Dataset entries:
----------------------------------------

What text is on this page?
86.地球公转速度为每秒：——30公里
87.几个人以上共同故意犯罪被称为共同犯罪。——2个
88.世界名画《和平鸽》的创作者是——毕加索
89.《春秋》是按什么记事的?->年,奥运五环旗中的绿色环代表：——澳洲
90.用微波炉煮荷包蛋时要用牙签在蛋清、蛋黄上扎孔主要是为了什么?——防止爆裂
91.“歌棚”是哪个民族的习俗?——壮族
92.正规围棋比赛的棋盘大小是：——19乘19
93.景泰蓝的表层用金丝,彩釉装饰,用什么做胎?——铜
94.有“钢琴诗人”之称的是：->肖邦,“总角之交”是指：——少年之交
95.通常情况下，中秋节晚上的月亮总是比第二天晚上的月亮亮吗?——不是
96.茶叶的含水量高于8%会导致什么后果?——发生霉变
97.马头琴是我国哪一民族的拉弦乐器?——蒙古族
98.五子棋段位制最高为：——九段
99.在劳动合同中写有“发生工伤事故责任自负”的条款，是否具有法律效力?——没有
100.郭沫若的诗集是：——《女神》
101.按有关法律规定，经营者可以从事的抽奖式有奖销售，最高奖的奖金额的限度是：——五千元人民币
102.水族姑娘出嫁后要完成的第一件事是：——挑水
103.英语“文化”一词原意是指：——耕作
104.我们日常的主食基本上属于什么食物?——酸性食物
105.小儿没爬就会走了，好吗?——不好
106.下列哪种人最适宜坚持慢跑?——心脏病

----------------------------------------

# What the task asks
Without omitting anything, output the entries exactly.

# Reply
What text is on this page?
86.地球公转速度为每秒：——30公里
87.几个人以上共同故意犯罪被称为共同犯罪。——2个
88.世界名画《和平鸽》的创作者是——毕加索
89.《春秋》是按什么记事的?->年,奥运五环旗中的绿色环代表：——澳洲
90.用微波炉煮荷包蛋时要用牙签在蛋清、蛋黄上扎孔主要是为了什么?——防止爆裂
91.“歌棚”是哪个民族的习俗?——壮族
92.正规围棋比赛的棋盘大小是：——19乘19
93.景泰蓝的表层用金丝,彩釉装饰,用什么做胎?——铜
94.有“钢琴诗人”之称的是：->肖邦,“总角之交”是指：——少年之交
95.通常情况下，中秋节晚上的月亮总是比第二天晚上的月亮亮吗?——不是
96.茶叶的含水量高于8%会导致什么后果?——发生霉变
97.马头琴是我国哪一民族的拉弦乐器?——蒙古族
98.五子棋段位制最高为：——九段
99.在劳动合同中写有“发生工伤事故责任自负”的条款，是否具有法律效力?——没有
100.郭沫若的诗集是：——《女神》
101.按有关法律规定，经营者可以从事的抽奖式有奖销售，最高奖的奖金额的限度是：——五千元人民币
102.水族姑娘出嫁后要完成的第一件事是：——挑水
103.英语“文化”一词原意是指：——耕作
104.我们日常的主食基本上属于什么食物?——酸性食物
105.小儿没爬就会走了，好吗?——不好
106.下列哪种人最适宜坚持慢跑?——心脏病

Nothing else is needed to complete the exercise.